Given task: Reproduce all of the listing below without alteration.

Task data:
-- Begin --

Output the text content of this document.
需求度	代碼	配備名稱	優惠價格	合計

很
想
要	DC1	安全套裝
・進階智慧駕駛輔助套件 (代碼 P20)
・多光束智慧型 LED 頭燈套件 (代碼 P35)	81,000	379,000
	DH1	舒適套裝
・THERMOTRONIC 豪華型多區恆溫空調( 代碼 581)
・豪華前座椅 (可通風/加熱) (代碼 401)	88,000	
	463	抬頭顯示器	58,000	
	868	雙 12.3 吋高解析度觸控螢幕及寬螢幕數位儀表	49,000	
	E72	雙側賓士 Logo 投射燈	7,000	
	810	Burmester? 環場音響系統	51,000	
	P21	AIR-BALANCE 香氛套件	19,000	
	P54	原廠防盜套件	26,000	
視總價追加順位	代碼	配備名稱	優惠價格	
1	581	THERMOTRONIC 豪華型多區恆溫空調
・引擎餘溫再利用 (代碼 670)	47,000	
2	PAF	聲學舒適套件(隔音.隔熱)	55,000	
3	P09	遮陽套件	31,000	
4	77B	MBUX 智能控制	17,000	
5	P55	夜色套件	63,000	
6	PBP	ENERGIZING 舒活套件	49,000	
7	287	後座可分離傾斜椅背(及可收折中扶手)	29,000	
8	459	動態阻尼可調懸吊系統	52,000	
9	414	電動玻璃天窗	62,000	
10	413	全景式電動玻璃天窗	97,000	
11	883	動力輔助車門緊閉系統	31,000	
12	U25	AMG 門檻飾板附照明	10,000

-- End --

Answer to the problem:
Output the text content of this document.
需求度	代碼	配備名稱	優惠價格	合計

很
想
要	DC1	安全套裝
・進階智慧駕駛輔助套件 (代碼 P20)
・多光束智慧型 LED 頭燈套件 (代碼 P35)	81,000	379,000
	DH1	舒適套裝
・THERMOTRONIC 豪華型多區恆溫空調( 代碼 581)
・豪華前座椅 (可通風/加熱) (代碼 401)	88,000	
	463	抬頭顯示器	58,000	
	868	雙 12.3 吋高解析度觸控螢幕及寬螢幕數位儀表	49,000	
	E72	雙側賓士 Logo 投射燈	7,000	
	810	Burmester? 環場音響系統	51,000	
	P21	AIR-BALANCE 香氛套件	19,000	
	P54	原廠防盜套件	26,000	
視總價追加順位	代碼	配備名稱	優惠價格	
1	581	THERMOTRONIC 豪華型多區恆溫空調
・引擎餘溫再利用 (代碼 670)	47,000	
2	PAF	聲學舒適套件(隔音.隔熱)	55,000	
3	P09	遮陽套件	31,000	
4	77B	MBUX 智能控制	17,000	
5	P55	夜色套件	63,000	
6	PBP	ENERGIZING 舒活套件	49,000	
7	287	後座可分離傾斜椅背(及可收折中扶手)	29,000	
8	459	動態阻尼可調懸吊系統	52,000	
9	414	電動玻璃天窗	62,000	
10	413	全景式電動玻璃天窗	97,000	
11	883	動力輔助車門緊閉系統	31,000	
12	U25	AMG 門檻飾板附照明	10,000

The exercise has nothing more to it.